§ **DIRECTIVE**: Take each line containing "page" and report it exactly as written.
··········
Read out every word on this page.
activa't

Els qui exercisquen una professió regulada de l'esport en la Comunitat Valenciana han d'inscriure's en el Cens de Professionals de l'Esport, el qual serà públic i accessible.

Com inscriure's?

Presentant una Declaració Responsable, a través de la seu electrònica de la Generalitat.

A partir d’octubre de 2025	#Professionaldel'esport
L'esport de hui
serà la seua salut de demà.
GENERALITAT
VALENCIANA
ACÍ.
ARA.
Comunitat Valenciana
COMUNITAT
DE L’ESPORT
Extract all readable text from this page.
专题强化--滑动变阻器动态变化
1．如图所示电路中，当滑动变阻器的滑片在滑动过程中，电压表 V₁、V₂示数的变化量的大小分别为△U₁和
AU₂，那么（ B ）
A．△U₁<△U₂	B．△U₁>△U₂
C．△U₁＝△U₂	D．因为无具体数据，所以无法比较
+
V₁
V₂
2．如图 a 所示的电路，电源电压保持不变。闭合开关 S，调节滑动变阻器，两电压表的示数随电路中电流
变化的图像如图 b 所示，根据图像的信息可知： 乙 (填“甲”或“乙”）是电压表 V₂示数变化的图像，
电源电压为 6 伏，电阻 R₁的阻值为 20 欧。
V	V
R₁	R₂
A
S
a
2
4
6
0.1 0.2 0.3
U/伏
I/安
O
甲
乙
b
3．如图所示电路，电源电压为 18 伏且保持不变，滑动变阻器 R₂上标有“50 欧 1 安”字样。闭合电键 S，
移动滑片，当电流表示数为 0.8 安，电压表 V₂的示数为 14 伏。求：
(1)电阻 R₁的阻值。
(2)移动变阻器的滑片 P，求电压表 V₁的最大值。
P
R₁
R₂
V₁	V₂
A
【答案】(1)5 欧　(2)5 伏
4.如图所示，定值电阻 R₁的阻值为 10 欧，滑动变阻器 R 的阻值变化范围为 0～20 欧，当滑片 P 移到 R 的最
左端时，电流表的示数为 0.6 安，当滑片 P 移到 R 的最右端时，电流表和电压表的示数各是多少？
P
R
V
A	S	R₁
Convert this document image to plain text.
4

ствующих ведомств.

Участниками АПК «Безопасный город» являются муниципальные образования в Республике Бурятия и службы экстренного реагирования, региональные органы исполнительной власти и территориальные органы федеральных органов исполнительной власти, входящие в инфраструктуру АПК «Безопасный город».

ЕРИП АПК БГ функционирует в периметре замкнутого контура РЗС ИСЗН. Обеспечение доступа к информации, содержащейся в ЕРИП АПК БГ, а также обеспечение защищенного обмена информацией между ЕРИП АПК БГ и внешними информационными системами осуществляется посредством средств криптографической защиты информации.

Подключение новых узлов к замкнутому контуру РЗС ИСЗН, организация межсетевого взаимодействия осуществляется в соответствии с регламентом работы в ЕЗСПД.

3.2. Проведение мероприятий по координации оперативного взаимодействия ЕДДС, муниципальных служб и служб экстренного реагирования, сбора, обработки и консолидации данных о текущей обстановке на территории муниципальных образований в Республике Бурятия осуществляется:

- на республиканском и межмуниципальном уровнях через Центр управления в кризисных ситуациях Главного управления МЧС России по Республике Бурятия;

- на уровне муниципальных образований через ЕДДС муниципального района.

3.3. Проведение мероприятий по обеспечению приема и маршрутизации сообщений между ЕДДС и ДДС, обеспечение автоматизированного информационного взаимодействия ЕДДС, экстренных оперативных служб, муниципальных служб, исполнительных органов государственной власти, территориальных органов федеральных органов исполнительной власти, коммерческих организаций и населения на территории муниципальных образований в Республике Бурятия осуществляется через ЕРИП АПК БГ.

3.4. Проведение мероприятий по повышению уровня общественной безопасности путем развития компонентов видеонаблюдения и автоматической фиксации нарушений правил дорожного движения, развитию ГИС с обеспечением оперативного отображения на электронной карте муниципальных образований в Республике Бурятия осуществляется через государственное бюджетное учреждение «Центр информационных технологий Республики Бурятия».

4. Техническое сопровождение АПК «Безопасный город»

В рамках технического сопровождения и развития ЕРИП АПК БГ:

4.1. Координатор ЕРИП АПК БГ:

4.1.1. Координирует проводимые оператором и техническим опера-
··········
§ **RESPONSE TO THIS EXERCISE**:
Read out every word on this page.
Extract all readable text from this page.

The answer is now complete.